▶
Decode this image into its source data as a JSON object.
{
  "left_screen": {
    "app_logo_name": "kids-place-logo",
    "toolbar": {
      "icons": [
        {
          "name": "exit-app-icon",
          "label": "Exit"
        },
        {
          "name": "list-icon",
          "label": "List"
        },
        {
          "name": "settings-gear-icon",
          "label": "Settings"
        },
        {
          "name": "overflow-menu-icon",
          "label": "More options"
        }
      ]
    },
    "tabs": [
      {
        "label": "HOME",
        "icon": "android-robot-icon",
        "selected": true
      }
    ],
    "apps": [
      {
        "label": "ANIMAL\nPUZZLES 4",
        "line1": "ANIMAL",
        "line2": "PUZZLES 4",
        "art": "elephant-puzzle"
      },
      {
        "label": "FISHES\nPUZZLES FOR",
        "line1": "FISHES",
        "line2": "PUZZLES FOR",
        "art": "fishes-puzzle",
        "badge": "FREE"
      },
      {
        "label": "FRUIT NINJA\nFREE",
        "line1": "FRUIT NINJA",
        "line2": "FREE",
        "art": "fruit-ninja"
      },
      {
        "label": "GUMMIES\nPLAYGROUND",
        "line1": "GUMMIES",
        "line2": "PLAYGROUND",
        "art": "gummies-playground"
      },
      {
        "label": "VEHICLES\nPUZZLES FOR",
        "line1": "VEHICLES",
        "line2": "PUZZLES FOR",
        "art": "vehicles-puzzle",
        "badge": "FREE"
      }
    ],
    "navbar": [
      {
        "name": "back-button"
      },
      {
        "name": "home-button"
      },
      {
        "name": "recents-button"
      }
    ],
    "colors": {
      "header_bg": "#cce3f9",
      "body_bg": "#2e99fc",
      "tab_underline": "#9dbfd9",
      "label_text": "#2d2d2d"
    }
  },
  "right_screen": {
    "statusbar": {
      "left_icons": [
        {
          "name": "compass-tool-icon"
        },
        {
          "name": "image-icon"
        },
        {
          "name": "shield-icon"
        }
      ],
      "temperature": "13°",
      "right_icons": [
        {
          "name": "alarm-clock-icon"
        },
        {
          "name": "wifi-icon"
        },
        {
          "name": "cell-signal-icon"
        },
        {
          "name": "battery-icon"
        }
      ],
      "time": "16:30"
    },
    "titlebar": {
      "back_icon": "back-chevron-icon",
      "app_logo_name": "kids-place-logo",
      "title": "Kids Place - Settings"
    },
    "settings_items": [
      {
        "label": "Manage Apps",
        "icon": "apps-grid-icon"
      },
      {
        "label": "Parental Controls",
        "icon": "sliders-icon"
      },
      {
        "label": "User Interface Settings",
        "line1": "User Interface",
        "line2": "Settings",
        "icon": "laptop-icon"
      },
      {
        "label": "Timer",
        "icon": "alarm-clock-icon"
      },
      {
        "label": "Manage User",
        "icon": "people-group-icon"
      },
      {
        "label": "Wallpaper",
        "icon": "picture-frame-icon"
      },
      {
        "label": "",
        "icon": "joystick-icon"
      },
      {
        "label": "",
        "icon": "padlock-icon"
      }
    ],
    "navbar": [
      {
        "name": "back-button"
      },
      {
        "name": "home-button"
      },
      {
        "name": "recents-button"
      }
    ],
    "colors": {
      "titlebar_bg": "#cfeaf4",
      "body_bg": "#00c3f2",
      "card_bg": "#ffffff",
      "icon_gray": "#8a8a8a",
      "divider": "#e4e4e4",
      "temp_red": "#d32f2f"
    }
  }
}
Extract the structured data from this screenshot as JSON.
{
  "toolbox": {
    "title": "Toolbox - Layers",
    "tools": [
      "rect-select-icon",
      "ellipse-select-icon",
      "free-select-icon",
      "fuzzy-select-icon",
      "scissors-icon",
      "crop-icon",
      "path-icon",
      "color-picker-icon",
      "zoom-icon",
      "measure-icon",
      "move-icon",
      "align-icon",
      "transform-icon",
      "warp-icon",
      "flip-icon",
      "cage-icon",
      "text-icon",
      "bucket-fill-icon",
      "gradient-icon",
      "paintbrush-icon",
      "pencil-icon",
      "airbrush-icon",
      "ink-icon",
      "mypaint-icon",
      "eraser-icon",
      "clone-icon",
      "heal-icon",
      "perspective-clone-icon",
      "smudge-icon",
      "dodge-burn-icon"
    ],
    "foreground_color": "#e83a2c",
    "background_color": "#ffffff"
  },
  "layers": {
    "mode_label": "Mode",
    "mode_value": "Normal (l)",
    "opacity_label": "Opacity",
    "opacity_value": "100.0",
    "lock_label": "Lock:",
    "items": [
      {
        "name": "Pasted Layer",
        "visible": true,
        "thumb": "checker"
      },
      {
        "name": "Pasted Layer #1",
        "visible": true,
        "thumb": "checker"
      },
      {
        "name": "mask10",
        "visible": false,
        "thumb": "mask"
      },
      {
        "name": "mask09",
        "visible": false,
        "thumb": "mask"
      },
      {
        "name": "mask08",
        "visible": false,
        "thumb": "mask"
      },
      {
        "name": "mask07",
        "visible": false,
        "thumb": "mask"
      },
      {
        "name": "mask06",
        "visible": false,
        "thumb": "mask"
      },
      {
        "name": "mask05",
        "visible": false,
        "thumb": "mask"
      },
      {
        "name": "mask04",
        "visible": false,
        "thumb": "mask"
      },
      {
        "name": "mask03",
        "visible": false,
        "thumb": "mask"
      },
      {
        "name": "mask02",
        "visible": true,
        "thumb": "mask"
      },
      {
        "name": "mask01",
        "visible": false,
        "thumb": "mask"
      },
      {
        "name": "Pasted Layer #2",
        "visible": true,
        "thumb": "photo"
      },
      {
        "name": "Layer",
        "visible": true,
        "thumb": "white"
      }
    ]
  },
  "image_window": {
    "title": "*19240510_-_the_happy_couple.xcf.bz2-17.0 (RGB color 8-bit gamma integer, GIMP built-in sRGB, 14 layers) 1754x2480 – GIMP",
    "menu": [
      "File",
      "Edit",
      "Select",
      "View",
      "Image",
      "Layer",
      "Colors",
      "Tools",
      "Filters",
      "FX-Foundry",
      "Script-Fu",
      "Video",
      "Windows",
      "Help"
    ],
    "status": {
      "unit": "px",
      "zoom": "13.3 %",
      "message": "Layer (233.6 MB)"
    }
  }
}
◀
### Job
Exactly as shown above, return every record.

### Exercise answer
Decode this image into its source data as a JSON object.
{
  "left_screen": {
    "app_logo_name": "kids-place-logo",
    "toolbar": {
      "icons": [
        {
          "name": "exit-app-icon",
          "label": "Exit"
        },
        {
          "name": "list-icon",
          "label": "List"
        },
        {
          "name": "settings-gear-icon",
          "label": "Settings"
        },
        {
          "name": "overflow-menu-icon",
          "label": "More options"
        }
      ]
    },
    "tabs": [
      {
        "label": "HOME",
        "icon": "android-robot-icon",
        "selected": true
      }
    ],
    "apps": [
      {
        "label": "ANIMAL\nPUZZLES 4",
        "line1": "ANIMAL",
        "line2": "PUZZLES 4",
        "art": "elephant-puzzle"
      },
      {
        "label": "FISHES\nPUZZLES FOR",
        "line1": "FISHES",
        "line2": "PUZZLES FOR",
        "art": "fishes-puzzle",
        "badge": "FREE"
      },
      {
        "label": "FRUIT NINJA\nFREE",
        "line1": "FRUIT NINJA",
        "line2": "FREE",
        "art": "fruit-ninja"
      },
      {
        "label": "GUMMIES\nPLAYGROUND",
        "line1": "GUMMIES",
        "line2": "PLAYGROUND",
        "art": "gummies-playground"
      },
      {
        "label": "VEHICLES\nPUZZLES FOR",
        "line1": "VEHICLES",
        "line2": "PUZZLES FOR",
        "art": "vehicles-puzzle",
        "badge": "FREE"
      }
    ],
    "navbar": [
      {
        "name": "back-button"
      },
      {
        "name": "home-button"
      },
      {
        "name": "recents-button"
      }
    ],
    "colors": {
      "header_bg": "#cce3f9",
      "body_bg": "#2e99fc",
      "tab_underline": "#9dbfd9",
      "label_text": "#2d2d2d"
    }
  },
  "right_screen": {
    "statusbar": {
      "left_icons": [
        {
          "name": "compass-tool-icon"
        },
        {
          "name": "image-icon"
        },
        {
          "name": "shield-icon"
        }
      ],
      "temperature": "13°",
      "right_icons": [
        {
          "name": "alarm-clock-icon"
        },
        {
          "name": "wifi-icon"
        },
        {
          "name": "cell-signal-icon"
        },
        {
          "name": "battery-icon"
        }
      ],
      "time": "16:30"
    },
    "titlebar": {
      "back_icon": "back-chevron-icon",
      "app_logo_name": "kids-place-logo",
      "title": "Kids Place - Settings"
    },
    "settings_items": [
      {
        "label": "Manage Apps",
        "icon": "apps-grid-icon"
      },
      {
        "label": "Parental Controls",
        "icon": "sliders-icon"
      },
      {
        "label": "User Interface Settings",
        "line1": "User Interface",
        "line2": "Settings",
        "icon": "laptop-icon"
      },
      {
        "label": "Timer",
        "icon": "alarm-clock-icon"
      },
      {
        "label": "Manage User",
        "icon": "people-group-icon"
      },
      {
        "label": "Wallpaper",
        "icon": "picture-frame-icon"
      },
      {
        "label": "",
        "icon": "joystick-icon"
      },
      {
        "label": "",
        "icon": "padlock-icon"
      }
    ],
    "navbar": [
      {
        "name": "back-button"
      },
      {
        "name": "home-button"
      },
      {
        "name": "recents-button"
      }
    ],
    "colors": {
      "titlebar_bg": "#cfeaf4",
      "body_bg": "#00c3f2",
      "card_bg": "#ffffff",
      "icon_gray": "#8a8a8a",
      "divider": "#e4e4e4",
      "temp_red": "#d32f2f"
    }
  }
}
Extract the structured data from this screenshot as JSON.
{
  "toolbox": {
    "title": "Toolbox - Layers",
    "tools": [
      "rect-select-icon",
      "ellipse-select-icon",
      "free-select-icon",
      "fuzzy-select-icon",
      "scissors-icon",
      "crop-icon",
      "path-icon",
      "color-picker-icon",
      "zoom-icon",
      "measure-icon",
      "move-icon",
      "align-icon",
      "transform-icon",
      "warp-icon",
      "flip-icon",
      "cage-icon",
      "text-icon",
      "bucket-fill-icon",
      "gradient-icon",
      "paintbrush-icon",
      "pencil-icon",
      "airbrush-icon",
      "ink-icon",
      "mypaint-icon",
      "eraser-icon",
      "clone-icon",
      "heal-icon",
      "perspective-clone-icon",
      "smudge-icon",
      "dodge-burn-icon"
    ],
    "foreground_color": "#e83a2c",
    "background_color": "#ffffff"
  },
  "layers": {
    "mode_label": "Mode",
    "mode_value": "Normal (l)",
    "opacity_label": "Opacity",
    "opacity_value": "100.0",
    "lock_label": "Lock:",
    "items": [
      {
        "name": "Pasted Layer",
        "visible": true,
        "thumb": "checker"
      },
      {
        "name": "Pasted Layer #1",
        "visible": true,
        "thumb": "checker"
      },
      {
        "name": "mask10",
        "visible": false,
        "thumb": "mask"
      },
      {
        "name": "mask09",
        "visible": false,
        "thumb": "mask"
      },
      {
        "name": "mask08",
        "visible": false,
        "thumb": "mask"
      },
      {
        "name": "mask07",
        "visible": false,
        "thumb": "mask"
      },
      {
        "name": "mask06",
        "visible": false,
        "thumb": "mask"
      },
      {
        "name": "mask05",
        "visible": false,
        "thumb": "mask"
      },
      {
        "name": "mask04",
        "visible": false,
        "thumb": "mask"
      },
      {
        "name": "mask03",
        "visible": false,
        "thumb": "mask"
      },
      {
        "name": "mask02",
        "visible": true,
        "thumb": "mask"
      },
      {
        "name": "mask01",
        "visible": false,
        "thumb": "mask"
      },
      {
        "name": "Pasted Layer #2",
        "visible": true,
        "thumb": "photo"
      },
      {
        "name": "Layer",
        "visible": true,
        "thumb": "white"
      }
    ]
  },
  "image_window": {
    "title": "*19240510_-_the_happy_couple.xcf.bz2-17.0 (RGB color 8-bit gamma integer, GIMP built-in sRGB, 14 layers) 1754x2480 – GIMP",
    "menu": [
      "File",
      "Edit",
      "Select",
      "View",
      "Image",
      "Layer",
      "Colors",
      "Tools",
      "Filters",
      "FX-Foundry",
      "Script-Fu",
      "Video",
      "Windows",
      "Help"
    ],
    "status": {
      "unit": "px",
      "zoom": "13.3 %",
      "message": "Layer (233.6 MB)"
    }
  }
}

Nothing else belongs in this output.